- Extract to read
Last October, I released the short documentary The Last Great Medical Cover Up to a widely receptive audience. Now, I am looking to alter and expand the film in time to promote Round 2 of the groundbreaking #MillionsMissing movement. And I need your help to make this new and improved version a reality.
Individuals living with ME are invited to send in short segments and/or photographs that they feel best depict the struggle of everyday life with the disease. For some, perhaps that’s getting out of bed, or standing up from the couch or a chair. Perhaps it’s eating or drinking, or brushing your hair or teeth. Maybe you’d like to send in a few seconds of someone filming you while you’re bedbound; what you choose to send is up to you, and what you feel best portrays life with ME.
Segments can be up to 3 minutes long, silent or narrated, and will feature at the end of the film. The short documentary will be edited into a trailer for wide distribution to promote #MillionsMissing and educate on life with ME. as well.

- What this exercise asks
A: In the call for submissions, what is the maximum length of a segment?
B: Reproduce the call for submissions word for word from "Individuals living with" up to and including "ME. as well.".
The rows are material of their own, apart from the call for submissions.

- Dataset content
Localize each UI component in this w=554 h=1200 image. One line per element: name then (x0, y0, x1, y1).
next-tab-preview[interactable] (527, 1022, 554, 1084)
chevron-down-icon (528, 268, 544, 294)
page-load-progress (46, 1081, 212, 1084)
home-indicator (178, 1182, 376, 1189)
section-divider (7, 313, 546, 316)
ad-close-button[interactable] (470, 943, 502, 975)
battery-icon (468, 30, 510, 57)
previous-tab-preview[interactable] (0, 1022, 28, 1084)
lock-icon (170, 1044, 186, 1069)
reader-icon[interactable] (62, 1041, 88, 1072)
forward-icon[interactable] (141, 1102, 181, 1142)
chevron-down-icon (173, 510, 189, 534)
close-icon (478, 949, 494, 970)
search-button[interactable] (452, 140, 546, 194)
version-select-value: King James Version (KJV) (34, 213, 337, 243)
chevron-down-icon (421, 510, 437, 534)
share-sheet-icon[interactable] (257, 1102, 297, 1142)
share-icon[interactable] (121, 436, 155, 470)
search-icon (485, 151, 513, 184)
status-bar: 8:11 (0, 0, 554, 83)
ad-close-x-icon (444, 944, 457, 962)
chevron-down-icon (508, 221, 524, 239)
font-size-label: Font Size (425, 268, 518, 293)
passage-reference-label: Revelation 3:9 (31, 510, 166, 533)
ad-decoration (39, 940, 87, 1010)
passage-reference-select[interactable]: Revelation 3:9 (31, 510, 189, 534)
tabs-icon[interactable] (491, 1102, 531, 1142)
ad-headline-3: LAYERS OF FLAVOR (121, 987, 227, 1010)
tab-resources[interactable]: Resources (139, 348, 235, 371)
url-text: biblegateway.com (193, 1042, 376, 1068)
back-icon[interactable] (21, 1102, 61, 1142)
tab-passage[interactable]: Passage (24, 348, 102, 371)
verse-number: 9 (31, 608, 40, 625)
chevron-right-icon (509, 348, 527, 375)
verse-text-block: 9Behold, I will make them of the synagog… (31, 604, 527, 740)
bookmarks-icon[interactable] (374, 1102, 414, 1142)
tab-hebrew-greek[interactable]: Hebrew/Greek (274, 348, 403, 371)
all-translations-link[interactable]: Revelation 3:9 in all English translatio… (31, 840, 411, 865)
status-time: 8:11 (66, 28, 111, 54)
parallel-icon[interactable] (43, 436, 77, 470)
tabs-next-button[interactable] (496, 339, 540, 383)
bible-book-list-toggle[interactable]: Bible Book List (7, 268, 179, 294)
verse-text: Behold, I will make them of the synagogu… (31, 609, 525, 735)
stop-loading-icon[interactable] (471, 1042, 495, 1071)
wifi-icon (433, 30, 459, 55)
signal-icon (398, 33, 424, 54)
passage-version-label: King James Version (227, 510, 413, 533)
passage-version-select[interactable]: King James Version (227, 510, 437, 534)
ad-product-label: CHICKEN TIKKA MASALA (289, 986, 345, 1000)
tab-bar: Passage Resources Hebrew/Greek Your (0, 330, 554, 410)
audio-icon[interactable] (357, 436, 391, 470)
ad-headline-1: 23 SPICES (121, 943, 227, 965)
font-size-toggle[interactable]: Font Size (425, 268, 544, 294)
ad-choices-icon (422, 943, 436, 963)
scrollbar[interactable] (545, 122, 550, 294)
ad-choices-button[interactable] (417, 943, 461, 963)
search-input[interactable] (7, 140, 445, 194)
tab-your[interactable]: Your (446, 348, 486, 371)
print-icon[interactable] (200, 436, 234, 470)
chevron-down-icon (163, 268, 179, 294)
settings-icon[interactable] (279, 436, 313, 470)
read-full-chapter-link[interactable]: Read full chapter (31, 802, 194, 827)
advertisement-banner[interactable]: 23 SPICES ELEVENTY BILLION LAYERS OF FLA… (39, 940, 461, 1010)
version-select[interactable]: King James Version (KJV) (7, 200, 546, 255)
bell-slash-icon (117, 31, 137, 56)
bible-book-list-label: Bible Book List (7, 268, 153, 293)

- Answers by task
A: Segments can be up to 3 minutes long.

B:
Individuals living with ME are invited to send in short segments and/or photographs that they feel best depict the struggle of everyday life with the disease. For some, perhaps that’s getting out of bed, or standing up from the couch or a chair. Perhaps it’s eating or drinking, or brushing your hair or teeth. Maybe you’d like to send in a few seconds of someone filming you while you’re bedbound; what you choose to send is up to you, and what you feel best portrays life with ME.
Segments can be up to 3 minutes long, silent or narrated, and will feature at the end of the film. The short documentary will be edited into a trailer for wide distribution to promote #MillionsMissing and educate on life with ME. as well.